§ WORK INSTRUCTIONS: The entries are to be returned exactly, with images left out.
___ MATERIAL FOR THIS EXERCISE
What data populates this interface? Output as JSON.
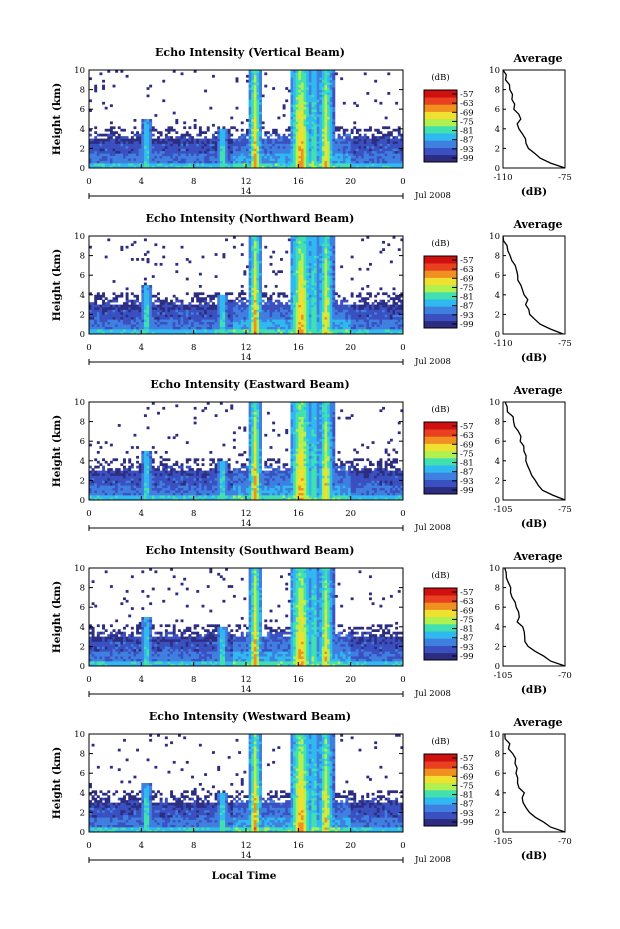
{
  "xlabel": "Local Time",
  "ylabel": "Height (km)",
  "date_label": "Jul 2008",
  "day_label": "14",
  "colorbar_unit": "(dB)",
  "colorbar_ticks": [
    "-57",
    "-63",
    "-69",
    "-75",
    "-81",
    "-87",
    "-93",
    "-99"
  ],
  "avg_title": "Average",
  "avg_xlabel": "(dB)",
  "x_ticks": [
    "0",
    "4",
    "8",
    "12",
    "16",
    "20",
    "0"
  ],
  "y_ticks": [
    "0",
    "2",
    "4",
    "6",
    "8",
    "10"
  ],
  "colors": [
    "#2c2c80",
    "#3a50c0",
    "#3f7fe0",
    "#30b8f0",
    "#40e0b0",
    "#b0f050",
    "#f0e030",
    "#f09020",
    "#e84020",
    "#d01010"
  ],
  "chart_data": [
    {
      "type": "heatmap",
      "title": "Echo Intensity (Vertical Beam)",
      "x_range_hours": [
        0,
        24
      ],
      "ylim": [
        0,
        10
      ],
      "colorbar_range_db": [
        -99,
        -57
      ],
      "avg": {
        "type": "line",
        "xlim": [
          -110,
          -75
        ],
        "x_ticks": [
          "-110",
          "-75"
        ],
        "profile": [
          [
            -75,
            0
          ],
          [
            -82,
            0.5
          ],
          [
            -88,
            1
          ],
          [
            -92,
            1.5
          ],
          [
            -95,
            2
          ],
          [
            -97,
            2.5
          ],
          [
            -98,
            3
          ],
          [
            -99,
            3.5
          ],
          [
            -100,
            4
          ],
          [
            -101,
            4.5
          ],
          [
            -101,
            5
          ],
          [
            -102,
            5.5
          ],
          [
            -103,
            6
          ],
          [
            -104,
            6.5
          ],
          [
            -104,
            7
          ],
          [
            -105,
            7.5
          ],
          [
            -106,
            8
          ],
          [
            -107,
            8.5
          ],
          [
            -108,
            9
          ],
          [
            -109,
            9.5
          ],
          [
            -110,
            10
          ]
        ]
      }
    },
    {
      "type": "heatmap",
      "title": "Echo Intensity (Northward Beam)",
      "x_range_hours": [
        0,
        24
      ],
      "ylim": [
        0,
        10
      ],
      "colorbar_range_db": [
        -99,
        -57
      ],
      "avg": {
        "type": "line",
        "xlim": [
          -110,
          -75
        ],
        "x_ticks": [
          "-110",
          "-75"
        ],
        "profile": [
          [
            -76,
            0
          ],
          [
            -82,
            0.5
          ],
          [
            -88,
            1
          ],
          [
            -92,
            1.5
          ],
          [
            -95,
            2
          ],
          [
            -96,
            2.5
          ],
          [
            -97,
            3
          ],
          [
            -97,
            3.5
          ],
          [
            -97,
            4
          ],
          [
            -98,
            4.5
          ],
          [
            -100,
            5
          ],
          [
            -101,
            5.5
          ],
          [
            -102,
            6
          ],
          [
            -103,
            6.5
          ],
          [
            -104,
            7
          ],
          [
            -105,
            7.5
          ],
          [
            -106,
            8
          ],
          [
            -107,
            8.5
          ],
          [
            -108,
            9
          ],
          [
            -109,
            9.5
          ],
          [
            -110,
            10
          ]
        ]
      }
    },
    {
      "type": "heatmap",
      "title": "Echo Intensity (Eastward Beam)",
      "x_range_hours": [
        0,
        24
      ],
      "ylim": [
        0,
        10
      ],
      "colorbar_range_db": [
        -99,
        -57
      ],
      "avg": {
        "type": "line",
        "xlim": [
          -105,
          -75
        ],
        "x_ticks": [
          "-105",
          "-75"
        ],
        "profile": [
          [
            -75,
            0
          ],
          [
            -80,
            0.5
          ],
          [
            -85,
            1
          ],
          [
            -88,
            1.5
          ],
          [
            -90,
            2
          ],
          [
            -92,
            2.5
          ],
          [
            -93,
            3
          ],
          [
            -93,
            3.5
          ],
          [
            -93,
            4
          ],
          [
            -93,
            4.5
          ],
          [
            -94,
            5
          ],
          [
            -95,
            5.5
          ],
          [
            -96,
            6
          ],
          [
            -97,
            6.5
          ],
          [
            -98,
            7
          ],
          [
            -99,
            7.5
          ],
          [
            -100,
            8
          ],
          [
            -101,
            8.5
          ],
          [
            -102,
            9
          ],
          [
            -103,
            9.5
          ],
          [
            -104,
            10
          ]
        ]
      }
    },
    {
      "type": "heatmap",
      "title": "Echo Intensity (Southward Beam)",
      "x_range_hours": [
        0,
        24
      ],
      "ylim": [
        0,
        10
      ],
      "colorbar_range_db": [
        -99,
        -57
      ],
      "avg": {
        "type": "line",
        "xlim": [
          -105,
          -70
        ],
        "x_ticks": [
          "-105",
          "-70"
        ],
        "profile": [
          [
            -70,
            0
          ],
          [
            -77,
            0.5
          ],
          [
            -83,
            1
          ],
          [
            -87,
            1.5
          ],
          [
            -90,
            2
          ],
          [
            -92,
            2.5
          ],
          [
            -93,
            3
          ],
          [
            -94,
            3.5
          ],
          [
            -95,
            4
          ],
          [
            -96,
            4.5
          ],
          [
            -96,
            5
          ],
          [
            -97,
            5.5
          ],
          [
            -98,
            6
          ],
          [
            -99,
            6.5
          ],
          [
            -100,
            7
          ],
          [
            -100,
            7.5
          ],
          [
            -101,
            8
          ],
          [
            -102,
            8.5
          ],
          [
            -103,
            9
          ],
          [
            -104,
            9.5
          ],
          [
            -104,
            10
          ]
        ]
      }
    },
    {
      "type": "heatmap",
      "title": "Echo Intensity (Westward Beam)",
      "x_range_hours": [
        0,
        24
      ],
      "ylim": [
        0,
        10
      ],
      "colorbar_range_db": [
        -99,
        -57
      ],
      "avg": {
        "type": "line",
        "xlim": [
          -105,
          -70
        ],
        "x_ticks": [
          "-105",
          "-70"
        ],
        "profile": [
          [
            -70,
            0
          ],
          [
            -77,
            0.5
          ],
          [
            -83,
            1
          ],
          [
            -87,
            1.5
          ],
          [
            -90,
            2
          ],
          [
            -92,
            2.5
          ],
          [
            -93,
            3
          ],
          [
            -94,
            3.5
          ],
          [
            -94,
            4
          ],
          [
            -95,
            4.5
          ],
          [
            -96,
            5
          ],
          [
            -96,
            5.5
          ],
          [
            -97,
            6
          ],
          [
            -98,
            6.5
          ],
          [
            -98,
            7
          ],
          [
            -99,
            7.5
          ],
          [
            -100,
            8
          ],
          [
            -101,
            8.5
          ],
          [
            -102,
            9
          ],
          [
            -103,
            9.5
          ],
          [
            -104,
            10
          ]
        ]
      }
    }
  ]
}
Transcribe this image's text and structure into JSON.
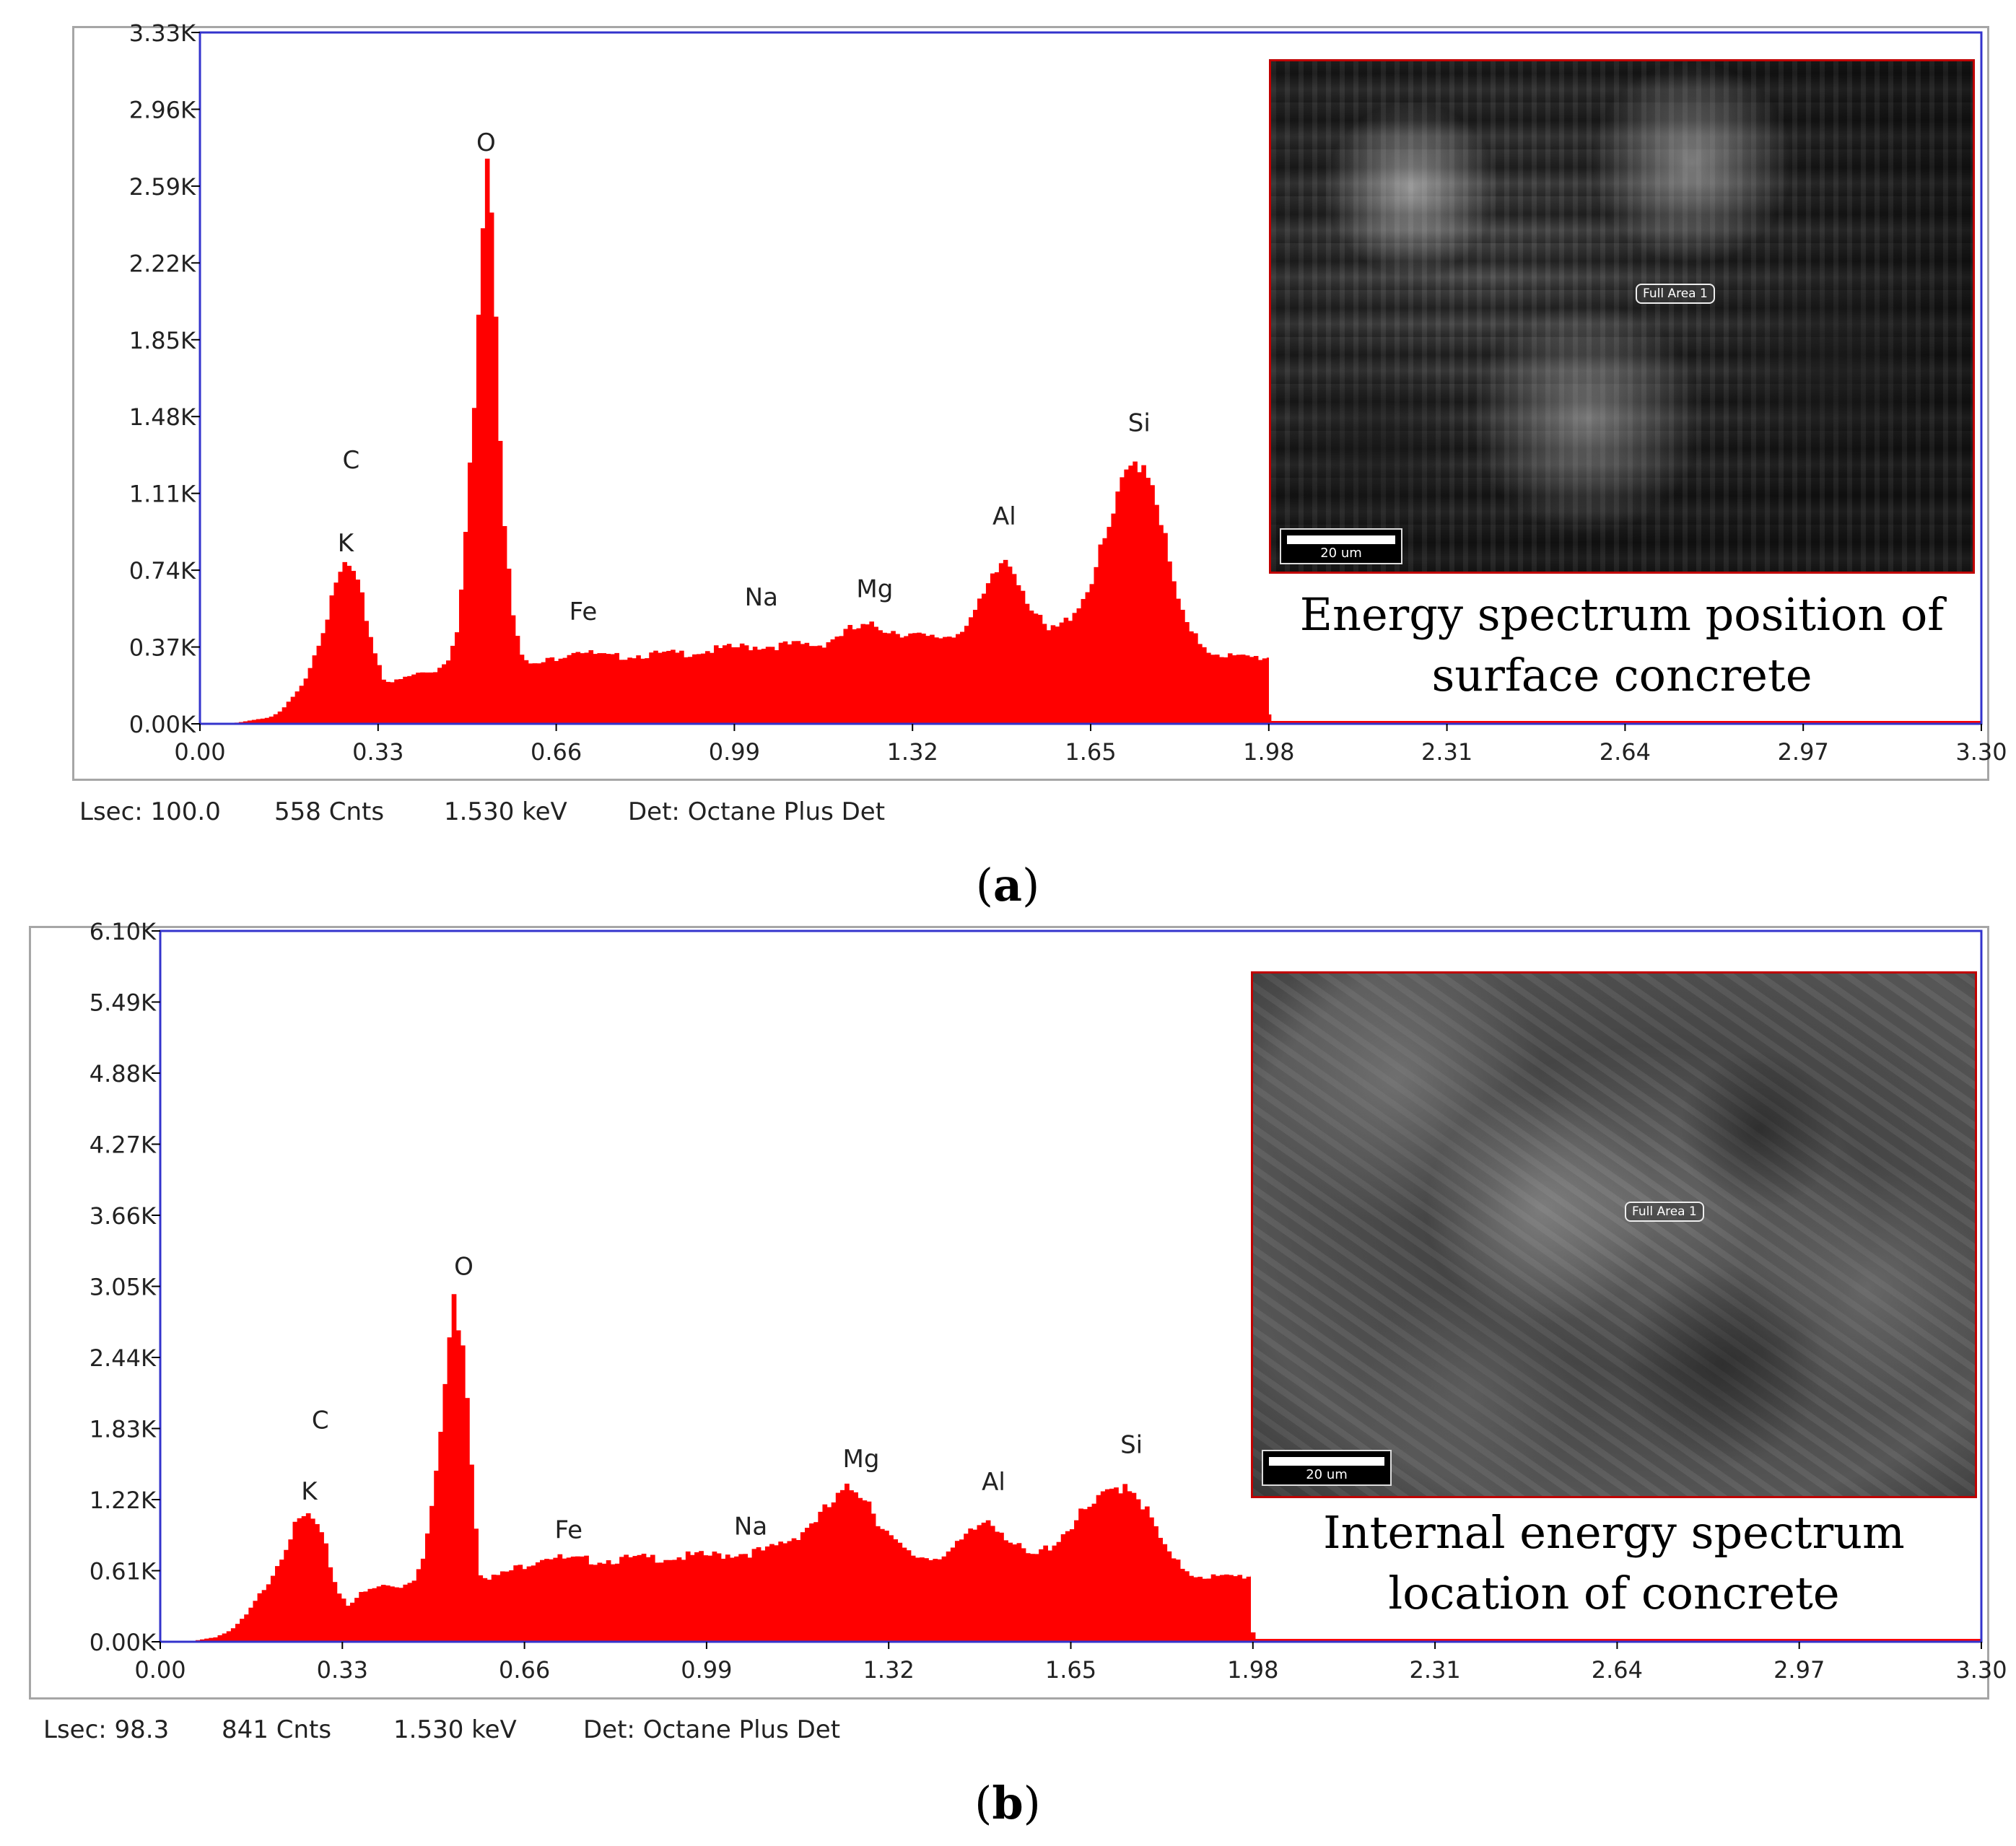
______
§ RESULT FOR THIS EXERCISE:
What data populates this interface? Output as JSON.
{
  "xlabel": "Local Time",
  "ylabel": "Height (km)",
  "date_label": "Jul 2008",
  "day_label": "14",
  "colorbar_unit": "(dB)",
  "colorbar_ticks": [
    "-57",
    "-63",
    "-69",
    "-75",
    "-81",
    "-87",
    "-93",
    "-99"
  ],
  "avg_title": "Average",
  "avg_xlabel": "(dB)",
  "x_ticks": [
    "0",
    "4",
    "8",
    "12",
    "16",
    "20",
    "0"
  ],
  "y_ticks": [
    "0",
    "2",
    "4",
    "6",
    "8",
    "10"
  ],
  "colors": [
    "#2c2c80",
    "#3a50c0",
    "#3f7fe0",
    "#30b8f0",
    "#40e0b0",
    "#b0f050",
    "#f0e030",
    "#f09020",
    "#e84020",
    "#d01010"
  ],
  "chart_data": [
    {
      "type": "heatmap",
      "title": "Echo Intensity (Vertical Beam)",
      "x_range_hours": [
        0,
        24
      ],
      "ylim": [
        0,
        10
      ],
      "colorbar_range_db": [
        -99,
        -57
      ],
      "avg": {
        "type": "line",
        "xlim": [
          -110,
          -75
        ],
        "x_ticks": [
          "-110",
          "-75"
        ],
        "profile": [
          [
            -75,
            0
          ],
          [
            -82,
            0.5
          ],
          [
            -88,
            1
          ],
          [
            -92,
            1.5
          ],
          [
            -95,
            2
          ],
          [
            -97,
            2.5
          ],
          [
            -98,
            3
          ],
          [
            -99,
            3.5
          ],
          [
            -100,
            4
          ],
          [
            -101,
            4.5
          ],
          [
            -101,
            5
          ],
          [
            -102,
            5.5
          ],
          [
            -103,
            6
          ],
          [
            -104,
            6.5
          ],
          [
            -104,
            7
          ],
          [
            -105,
            7.5
          ],
          [
            -106,
            8
          ],
          [
            -107,
            8.5
          ],
          [
            -108,
            9
          ],
          [
            -109,
            9.5
          ],
          [
            -110,
            10
          ]
        ]
      }
    },
    {
      "type": "heatmap",
      "title": "Echo Intensity (Northward Beam)",
      "x_range_hours": [
        0,
        24
      ],
      "ylim": [
        0,
        10
      ],
      "colorbar_range_db": [
        -99,
        -57
      ],
      "avg": {
        "type": "line",
        "xlim": [
          -110,
          -75
        ],
        "x_ticks": [
          "-110",
          "-75"
        ],
        "profile": [
          [
            -76,
            0
          ],
          [
            -82,
            0.5
          ],
          [
            -88,
            1
          ],
          [
            -92,
            1.5
          ],
          [
            -95,
            2
          ],
          [
            -96,
            2.5
          ],
          [
            -97,
            3
          ],
          [
            -97,
            3.5
          ],
          [
            -97,
            4
          ],
          [
            -98,
            4.5
          ],
          [
            -100,
            5
          ],
          [
            -101,
            5.5
          ],
          [
            -102,
            6
          ],
          [
            -103,
            6.5
          ],
          [
            -104,
            7
          ],
          [
            -105,
            7.5
          ],
          [
            -106,
            8
          ],
          [
            -107,
            8.5
          ],
          [
            -108,
            9
          ],
          [
            -109,
            9.5
          ],
          [
            -110,
            10
          ]
        ]
      }
    },
    {
      "type": "heatmap",
      "title": "Echo Intensity (Eastward Beam)",
      "x_range_hours": [
        0,
        24
      ],
      "ylim": [
        0,
        10
      ],
      "colorbar_range_db": [
        -99,
        -57
      ],
      "avg": {
        "type": "line",
        "xlim": [
          -105,
          -75
        ],
        "x_ticks": [
          "-105",
          "-75"
        ],
        "profile": [
          [
            -75,
            0
          ],
          [
            -80,
            0.5
          ],
          [
            -85,
            1
          ],
          [
            -88,
            1.5
          ],
          [
            -90,
            2
          ],
          [
            -92,
            2.5
          ],
          [
            -93,
            3
          ],
          [
            -93,
            3.5
          ],
          [
            -93,
            4
          ],
          [
            -93,
            4.5
          ],
          [
            -94,
            5
          ],
          [
            -95,
            5.5
          ],
          [
            -96,
            6
          ],
          [
            -97,
            6.5
          ],
          [
            -98,
            7
          ],
          [
            -99,
            7.5
          ],
          [
            -100,
            8
          ],
          [
            -101,
            8.5
          ],
          [
            -102,
            9
          ],
          [
            -103,
            9.5
          ],
          [
            -104,
            10
          ]
        ]
      }
    },
    {
      "type": "heatmap",
      "title": "Echo Intensity (Southward Beam)",
      "x_range_hours": [
        0,
        24
      ],
      "ylim": [
        0,
        10
      ],
      "colorbar_range_db": [
        -99,
        -57
      ],
      "avg": {
        "type": "line",
        "xlim": [
          -105,
          -70
        ],
        "x_ticks": [
          "-105",
          "-70"
        ],
        "profile": [
          [
            -70,
            0
          ],
          [
            -77,
            0.5
          ],
          [
            -83,
            1
          ],
          [
            -87,
            1.5
          ],
          [
            -90,
            2
          ],
          [
            -92,
            2.5
          ],
          [
            -93,
            3
          ],
          [
            -94,
            3.5
          ],
          [
            -95,
            4
          ],
          [
            -96,
            4.5
          ],
          [
            -96,
            5
          ],
          [
            -97,
            5.5
          ],
          [
            -98,
            6
          ],
          [
            -99,
            6.5
          ],
          [
            -100,
            7
          ],
          [
            -100,
            7.5
          ],
          [
            -101,
            8
          ],
          [
            -102,
            8.5
          ],
          [
            -103,
            9
          ],
          [
            -104,
            9.5
          ],
          [
            -104,
            10
          ]
        ]
      }
    },
    {
      "type": "heatmap",
      "title": "Echo Intensity (Westward Beam)",
      "x_range_hours": [
        0,
        24
      ],
      "ylim": [
        0,
        10
      ],
      "colorbar_range_db": [
        -99,
        -57
      ],
      "avg": {
        "type": "line",
        "xlim": [
          -105,
          -70
        ],
        "x_ticks": [
          "-105",
          "-70"
        ],
        "profile": [
          [
            -70,
            0
          ],
          [
            -77,
            0.5
          ],
          [
            -83,
            1
          ],
          [
            -87,
            1.5
          ],
          [
            -90,
            2
          ],
          [
            -92,
            2.5
          ],
          [
            -93,
            3
          ],
          [
            -94,
            3.5
          ],
          [
            -94,
            4
          ],
          [
            -95,
            4.5
          ],
          [
            -96,
            5
          ],
          [
            -96,
            5.5
          ],
          [
            -97,
            6
          ],
          [
            -98,
            6.5
          ],
          [
            -98,
            7
          ],
          [
            -99,
            7.5
          ],
          [
            -100,
            8
          ],
          [
            -101,
            8.5
          ],
          [
            -102,
            9
          ],
          [
            -103,
            9.5
          ],
          [
            -104,
            10
          ]
        ]
      }
    }
  ]
}
Transcribe this image's text and structure into JSON.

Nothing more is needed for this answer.